→ **EXERCISE REQUIREMENTS**: Reproduce all of the data exactly.

/---

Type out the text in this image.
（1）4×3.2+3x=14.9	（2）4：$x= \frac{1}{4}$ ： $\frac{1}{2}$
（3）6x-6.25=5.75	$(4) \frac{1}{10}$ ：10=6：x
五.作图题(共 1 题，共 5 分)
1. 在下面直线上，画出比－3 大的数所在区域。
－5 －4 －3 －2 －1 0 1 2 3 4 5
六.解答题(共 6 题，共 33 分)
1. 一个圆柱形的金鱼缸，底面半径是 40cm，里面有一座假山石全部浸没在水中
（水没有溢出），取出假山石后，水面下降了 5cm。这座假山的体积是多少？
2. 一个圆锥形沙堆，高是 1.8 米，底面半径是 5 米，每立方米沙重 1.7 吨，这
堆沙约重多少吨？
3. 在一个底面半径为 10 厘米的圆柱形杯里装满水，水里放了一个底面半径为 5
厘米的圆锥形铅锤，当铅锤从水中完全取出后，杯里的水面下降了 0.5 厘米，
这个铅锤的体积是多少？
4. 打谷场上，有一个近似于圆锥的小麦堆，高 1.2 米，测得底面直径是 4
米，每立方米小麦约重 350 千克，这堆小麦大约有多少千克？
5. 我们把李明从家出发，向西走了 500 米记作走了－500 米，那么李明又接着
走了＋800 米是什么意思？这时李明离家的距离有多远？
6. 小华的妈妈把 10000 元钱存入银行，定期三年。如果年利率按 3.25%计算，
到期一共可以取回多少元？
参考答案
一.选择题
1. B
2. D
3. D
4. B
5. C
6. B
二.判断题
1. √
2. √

\---

→ **WRITTEN RESPONSE**:
Type out the text in this image.
（1）4×3.2+3x=14.9	（2）4：$x= \frac{1}{4}$ ： $\frac{1}{2}$
（3）6x-6.25=5.75	$(4) \frac{1}{10}$ ：10=6：x
五.作图题(共 1 题，共 5 分)
1. 在下面直线上，画出比－3 大的数所在区域。
－5 －4 －3 －2 －1 0 1 2 3 4 5
六.解答题(共 6 题，共 33 分)
1. 一个圆柱形的金鱼缸，底面半径是 40cm，里面有一座假山石全部浸没在水中
（水没有溢出），取出假山石后，水面下降了 5cm。这座假山的体积是多少？
2. 一个圆锥形沙堆，高是 1.8 米，底面半径是 5 米，每立方米沙重 1.7 吨，这
堆沙约重多少吨？
3. 在一个底面半径为 10 厘米的圆柱形杯里装满水，水里放了一个底面半径为 5
厘米的圆锥形铅锤，当铅锤从水中完全取出后，杯里的水面下降了 0.5 厘米，
这个铅锤的体积是多少？
4. 打谷场上，有一个近似于圆锥的小麦堆，高 1.2 米，测得底面直径是 4
米，每立方米小麦约重 350 千克，这堆小麦大约有多少千克？
5. 我们把李明从家出发，向西走了 500 米记作走了－500 米，那么李明又接着
走了＋800 米是什么意思？这时李明离家的距离有多远？
6. 小华的妈妈把 10000 元钱存入银行，定期三年。如果年利率按 3.25%计算，
到期一共可以取回多少元？
参考答案
一.选择题
1. B
2. D
3. D
4. B
5. C
6. B
二.判断题
1. √
2. √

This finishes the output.